-- START Listing --
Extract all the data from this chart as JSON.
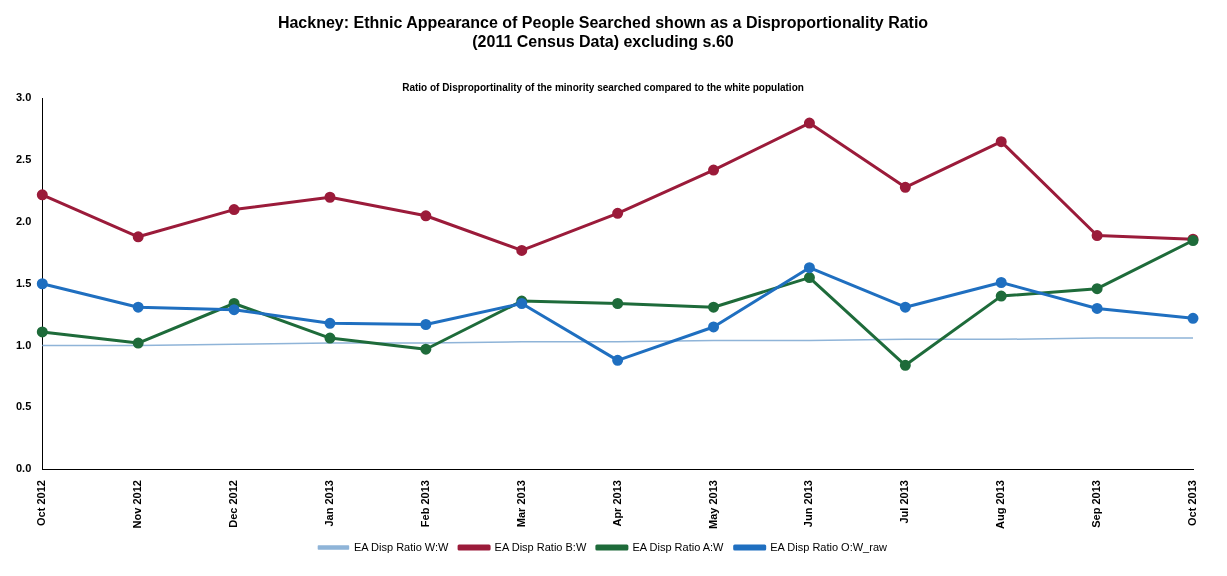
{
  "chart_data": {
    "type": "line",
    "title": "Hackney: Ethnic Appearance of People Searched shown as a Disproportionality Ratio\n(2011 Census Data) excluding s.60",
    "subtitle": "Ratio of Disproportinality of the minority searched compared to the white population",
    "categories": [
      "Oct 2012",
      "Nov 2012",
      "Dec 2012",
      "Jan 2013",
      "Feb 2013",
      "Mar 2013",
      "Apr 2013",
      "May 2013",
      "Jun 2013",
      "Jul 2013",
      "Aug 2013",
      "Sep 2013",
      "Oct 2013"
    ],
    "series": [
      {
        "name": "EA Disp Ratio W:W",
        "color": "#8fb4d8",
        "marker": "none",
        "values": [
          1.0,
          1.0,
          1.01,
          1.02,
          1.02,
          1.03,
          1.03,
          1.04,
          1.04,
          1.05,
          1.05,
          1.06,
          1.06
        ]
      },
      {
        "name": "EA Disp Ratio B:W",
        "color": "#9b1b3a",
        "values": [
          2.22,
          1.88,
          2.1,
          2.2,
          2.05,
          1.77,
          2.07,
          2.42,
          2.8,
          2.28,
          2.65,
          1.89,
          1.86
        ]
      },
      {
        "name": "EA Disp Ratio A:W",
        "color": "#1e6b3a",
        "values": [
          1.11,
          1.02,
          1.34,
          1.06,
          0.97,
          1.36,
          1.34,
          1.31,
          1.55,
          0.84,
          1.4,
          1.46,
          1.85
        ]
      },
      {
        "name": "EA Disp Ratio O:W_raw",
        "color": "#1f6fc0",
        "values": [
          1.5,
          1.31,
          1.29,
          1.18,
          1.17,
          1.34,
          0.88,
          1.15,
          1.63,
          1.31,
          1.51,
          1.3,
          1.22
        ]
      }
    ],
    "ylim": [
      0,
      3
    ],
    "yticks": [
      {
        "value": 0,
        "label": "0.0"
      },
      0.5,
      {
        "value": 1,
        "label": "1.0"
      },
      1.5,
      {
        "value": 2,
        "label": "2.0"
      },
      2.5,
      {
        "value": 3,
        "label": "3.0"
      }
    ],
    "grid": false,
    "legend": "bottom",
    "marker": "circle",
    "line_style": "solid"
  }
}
-- END Listing --
-- START Listing --
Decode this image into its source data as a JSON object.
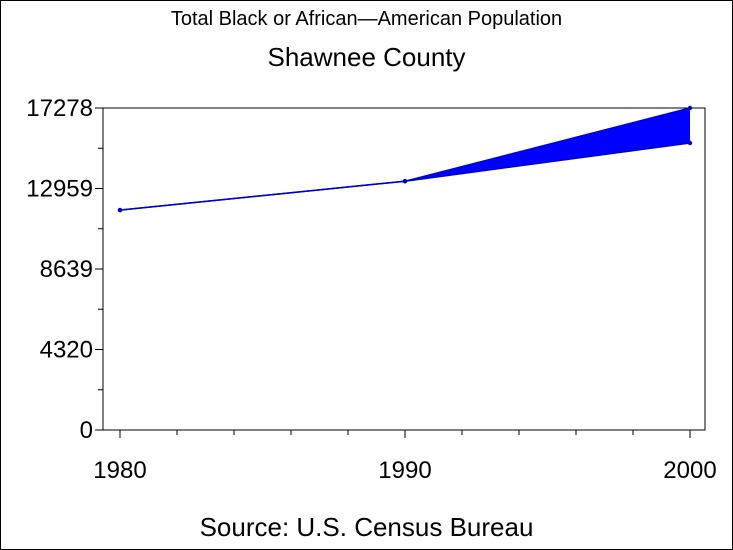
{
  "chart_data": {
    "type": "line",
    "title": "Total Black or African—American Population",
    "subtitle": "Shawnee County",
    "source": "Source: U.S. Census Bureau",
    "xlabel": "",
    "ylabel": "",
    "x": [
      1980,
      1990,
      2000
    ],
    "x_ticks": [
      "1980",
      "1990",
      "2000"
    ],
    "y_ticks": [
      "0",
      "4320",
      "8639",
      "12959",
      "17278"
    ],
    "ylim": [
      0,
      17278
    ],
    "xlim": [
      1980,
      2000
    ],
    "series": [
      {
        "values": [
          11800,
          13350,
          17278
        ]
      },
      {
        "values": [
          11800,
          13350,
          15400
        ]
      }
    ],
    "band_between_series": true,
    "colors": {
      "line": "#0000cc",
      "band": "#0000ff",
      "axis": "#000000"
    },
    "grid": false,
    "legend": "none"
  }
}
-- END Listing --
-- START Listing --
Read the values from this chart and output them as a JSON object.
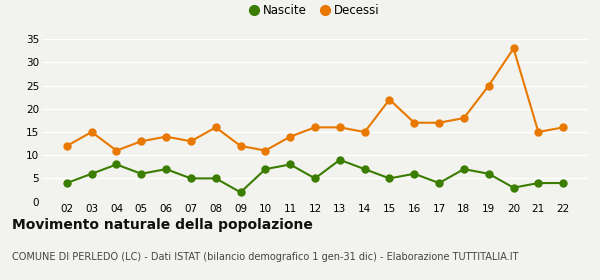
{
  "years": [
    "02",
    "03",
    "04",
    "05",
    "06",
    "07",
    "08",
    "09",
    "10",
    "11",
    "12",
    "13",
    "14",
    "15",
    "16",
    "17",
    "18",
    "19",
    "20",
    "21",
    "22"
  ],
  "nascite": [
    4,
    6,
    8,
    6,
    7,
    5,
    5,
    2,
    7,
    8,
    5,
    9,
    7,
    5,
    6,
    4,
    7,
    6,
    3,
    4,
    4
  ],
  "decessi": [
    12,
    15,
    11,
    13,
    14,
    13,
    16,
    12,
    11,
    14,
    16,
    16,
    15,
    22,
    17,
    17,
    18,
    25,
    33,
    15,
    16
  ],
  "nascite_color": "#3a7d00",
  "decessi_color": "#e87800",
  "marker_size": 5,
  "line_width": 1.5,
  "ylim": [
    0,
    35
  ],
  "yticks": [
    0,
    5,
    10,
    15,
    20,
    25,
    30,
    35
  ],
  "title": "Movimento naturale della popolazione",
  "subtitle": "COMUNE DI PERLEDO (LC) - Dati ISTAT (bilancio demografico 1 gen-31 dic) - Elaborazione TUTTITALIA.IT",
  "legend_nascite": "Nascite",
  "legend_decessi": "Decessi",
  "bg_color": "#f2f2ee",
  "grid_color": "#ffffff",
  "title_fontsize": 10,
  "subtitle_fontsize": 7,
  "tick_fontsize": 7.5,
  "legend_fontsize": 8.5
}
-- END Listing --
§ **What is required**
Gather up the lines containing the word "source" from these records and copy them.

§ **Output of the task**
Decode this image into its source data as a JSON object.
    "source": "Source: U.S. Census Bureau",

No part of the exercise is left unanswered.